Reproduce the listing exactly, with no pictures in your copy.

Stored records:
* * * *

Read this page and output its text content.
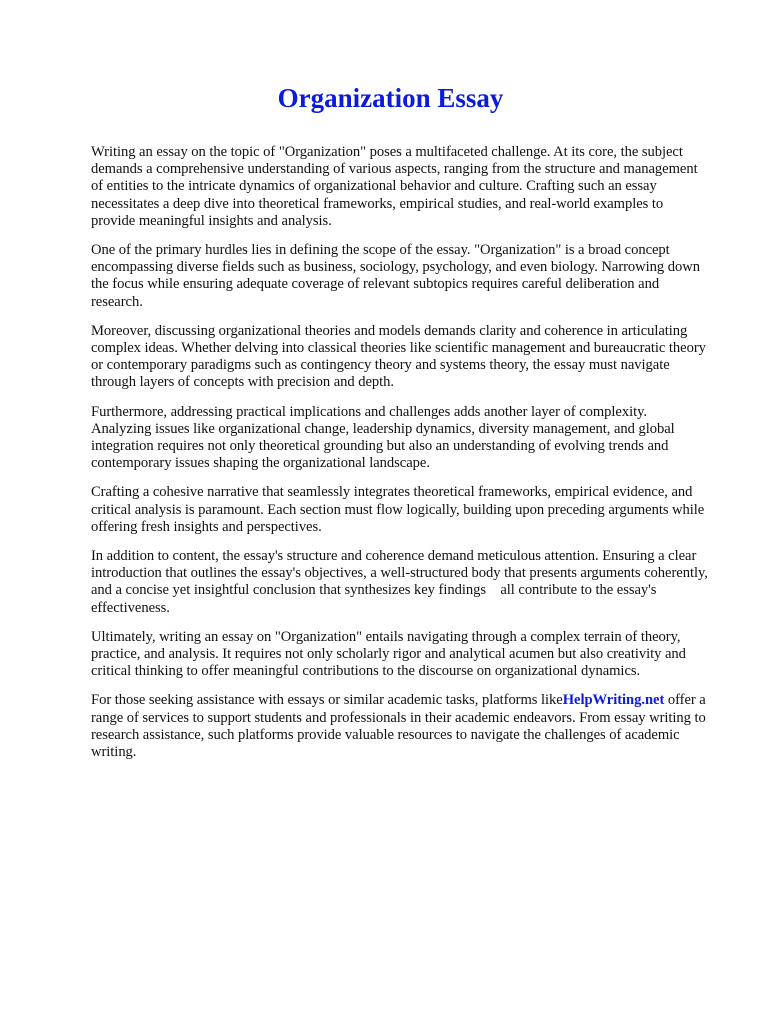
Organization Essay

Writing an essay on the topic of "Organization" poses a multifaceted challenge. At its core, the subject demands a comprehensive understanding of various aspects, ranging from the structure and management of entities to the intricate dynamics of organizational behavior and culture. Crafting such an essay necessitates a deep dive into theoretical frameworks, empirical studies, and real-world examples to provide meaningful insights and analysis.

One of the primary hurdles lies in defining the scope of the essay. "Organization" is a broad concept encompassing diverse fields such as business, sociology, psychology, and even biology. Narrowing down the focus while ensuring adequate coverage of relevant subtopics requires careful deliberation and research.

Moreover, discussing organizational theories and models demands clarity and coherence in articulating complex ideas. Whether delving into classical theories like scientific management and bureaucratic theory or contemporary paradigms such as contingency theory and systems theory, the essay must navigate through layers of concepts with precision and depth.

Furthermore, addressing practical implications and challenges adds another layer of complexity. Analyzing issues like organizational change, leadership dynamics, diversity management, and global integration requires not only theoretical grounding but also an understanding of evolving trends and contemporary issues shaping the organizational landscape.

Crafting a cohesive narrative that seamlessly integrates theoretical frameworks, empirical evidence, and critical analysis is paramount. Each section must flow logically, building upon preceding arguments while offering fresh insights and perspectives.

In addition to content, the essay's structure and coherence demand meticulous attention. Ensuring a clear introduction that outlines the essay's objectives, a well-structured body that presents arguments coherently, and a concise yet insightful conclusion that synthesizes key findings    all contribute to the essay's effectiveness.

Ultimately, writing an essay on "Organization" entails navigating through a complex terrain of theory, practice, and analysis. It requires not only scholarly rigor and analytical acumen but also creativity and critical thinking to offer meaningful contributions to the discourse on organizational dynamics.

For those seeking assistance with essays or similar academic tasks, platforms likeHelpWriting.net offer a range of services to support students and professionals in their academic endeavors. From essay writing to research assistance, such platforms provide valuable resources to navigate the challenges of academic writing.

* * * *

Correct result:
Read this page and output its text content.
Organization Essay

Writing an essay on the topic of "Organization" poses a multifaceted challenge. At its core, the subject demands a comprehensive understanding of various aspects, ranging from the structure and management of entities to the intricate dynamics of organizational behavior and culture. Crafting such an essay necessitates a deep dive into theoretical frameworks, empirical studies, and real-world examples to provide meaningful insights and analysis.

One of the primary hurdles lies in defining the scope of the essay. "Organization" is a broad concept encompassing diverse fields such as business, sociology, psychology, and even biology. Narrowing down the focus while ensuring adequate coverage of relevant subtopics requires careful deliberation and research.

Moreover, discussing organizational theories and models demands clarity and coherence in articulating complex ideas. Whether delving into classical theories like scientific management and bureaucratic theory or contemporary paradigms such as contingency theory and systems theory, the essay must navigate through layers of concepts with precision and depth.

Furthermore, addressing practical implications and challenges adds another layer of complexity. Analyzing issues like organizational change, leadership dynamics, diversity management, and global integration requires not only theoretical grounding but also an understanding of evolving trends and contemporary issues shaping the organizational landscape.

Crafting a cohesive narrative that seamlessly integrates theoretical frameworks, empirical evidence, and critical analysis is paramount. Each section must flow logically, building upon preceding arguments while offering fresh insights and perspectives.

In addition to content, the essay's structure and coherence demand meticulous attention. Ensuring a clear introduction that outlines the essay's objectives, a well-structured body that presents arguments coherently, and a concise yet insightful conclusion that synthesizes key findings    all contribute to the essay's effectiveness.

Ultimately, writing an essay on "Organization" entails navigating through a complex terrain of theory, practice, and analysis. It requires not only scholarly rigor and analytical acumen but also creativity and critical thinking to offer meaningful contributions to the discourse on organizational dynamics.

For those seeking assistance with essays or similar academic tasks, platforms likeHelpWriting.net offer a range of services to support students and professionals in their academic endeavors. From essay writing to research assistance, such platforms provide valuable resources to navigate the challenges of academic writing.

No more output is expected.